● Stated exercise: Write every line of the material out exactly as shown.

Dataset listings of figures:
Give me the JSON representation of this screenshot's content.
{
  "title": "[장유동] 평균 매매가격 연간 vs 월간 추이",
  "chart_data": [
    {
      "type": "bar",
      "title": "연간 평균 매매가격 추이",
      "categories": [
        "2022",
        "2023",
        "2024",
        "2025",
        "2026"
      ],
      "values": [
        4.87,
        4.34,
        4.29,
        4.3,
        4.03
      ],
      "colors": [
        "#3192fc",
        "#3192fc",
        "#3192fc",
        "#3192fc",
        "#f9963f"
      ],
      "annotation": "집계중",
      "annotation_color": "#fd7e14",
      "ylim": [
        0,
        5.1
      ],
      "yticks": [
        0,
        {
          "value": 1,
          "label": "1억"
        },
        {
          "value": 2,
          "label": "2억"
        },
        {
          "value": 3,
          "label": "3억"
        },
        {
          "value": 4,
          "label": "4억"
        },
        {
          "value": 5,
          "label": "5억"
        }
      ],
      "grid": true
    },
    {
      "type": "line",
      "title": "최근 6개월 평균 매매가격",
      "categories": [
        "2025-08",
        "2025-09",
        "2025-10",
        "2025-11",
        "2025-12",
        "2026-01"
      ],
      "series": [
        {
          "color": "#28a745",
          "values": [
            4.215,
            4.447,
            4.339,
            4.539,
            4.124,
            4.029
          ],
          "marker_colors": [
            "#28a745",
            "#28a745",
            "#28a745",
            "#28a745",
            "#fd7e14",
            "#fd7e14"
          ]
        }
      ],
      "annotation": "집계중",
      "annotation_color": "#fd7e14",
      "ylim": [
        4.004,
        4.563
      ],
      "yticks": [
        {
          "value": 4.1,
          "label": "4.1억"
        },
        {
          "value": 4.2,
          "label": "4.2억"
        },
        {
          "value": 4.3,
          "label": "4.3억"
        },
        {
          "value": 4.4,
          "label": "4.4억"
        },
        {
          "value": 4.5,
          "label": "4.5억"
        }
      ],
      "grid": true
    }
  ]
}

● Task answer:
Give me the JSON representation of this screenshot's content.
{
  "title": "[장유동] 평균 매매가격 연간 vs 월간 추이",
  "chart_data": [
    {
      "type": "bar",
      "title": "연간 평균 매매가격 추이",
      "categories": [
        "2022",
        "2023",
        "2024",
        "2025",
        "2026"
      ],
      "values": [
        4.87,
        4.34,
        4.29,
        4.3,
        4.03
      ],
      "colors": [
        "#3192fc",
        "#3192fc",
        "#3192fc",
        "#3192fc",
        "#f9963f"
      ],
      "annotation": "집계중",
      "annotation_color": "#fd7e14",
      "ylim": [
        0,
        5.1
      ],
      "yticks": [
        0,
        {
          "value": 1,
          "label": "1억"
        },
        {
          "value": 2,
          "label": "2억"
        },
        {
          "value": 3,
          "label": "3억"
        },
        {
          "value": 4,
          "label": "4억"
        },
        {
          "value": 5,
          "label": "5억"
        }
      ],
      "grid": true
    },
    {
      "type": "line",
      "title": "최근 6개월 평균 매매가격",
      "categories": [
        "2025-08",
        "2025-09",
        "2025-10",
        "2025-11",
        "2025-12",
        "2026-01"
      ],
      "series": [
        {
          "color": "#28a745",
          "values": [
            4.215,
            4.447,
            4.339,
            4.539,
            4.124,
            4.029
          ],
          "marker_colors": [
            "#28a745",
            "#28a745",
            "#28a745",
            "#28a745",
            "#fd7e14",
            "#fd7e14"
          ]
        }
      ],
      "annotation": "집계중",
      "annotation_color": "#fd7e14",
      "ylim": [
        4.004,
        4.563
      ],
      "yticks": [
        {
          "value": 4.1,
          "label": "4.1억"
        },
        {
          "value": 4.2,
          "label": "4.2억"
        },
        {
          "value": 4.3,
          "label": "4.3억"
        },
        {
          "value": 4.4,
          "label": "4.4억"
        },
        {
          "value": 4.5,
          "label": "4.5억"
        }
      ],
      "grid": true
    }
  ]
}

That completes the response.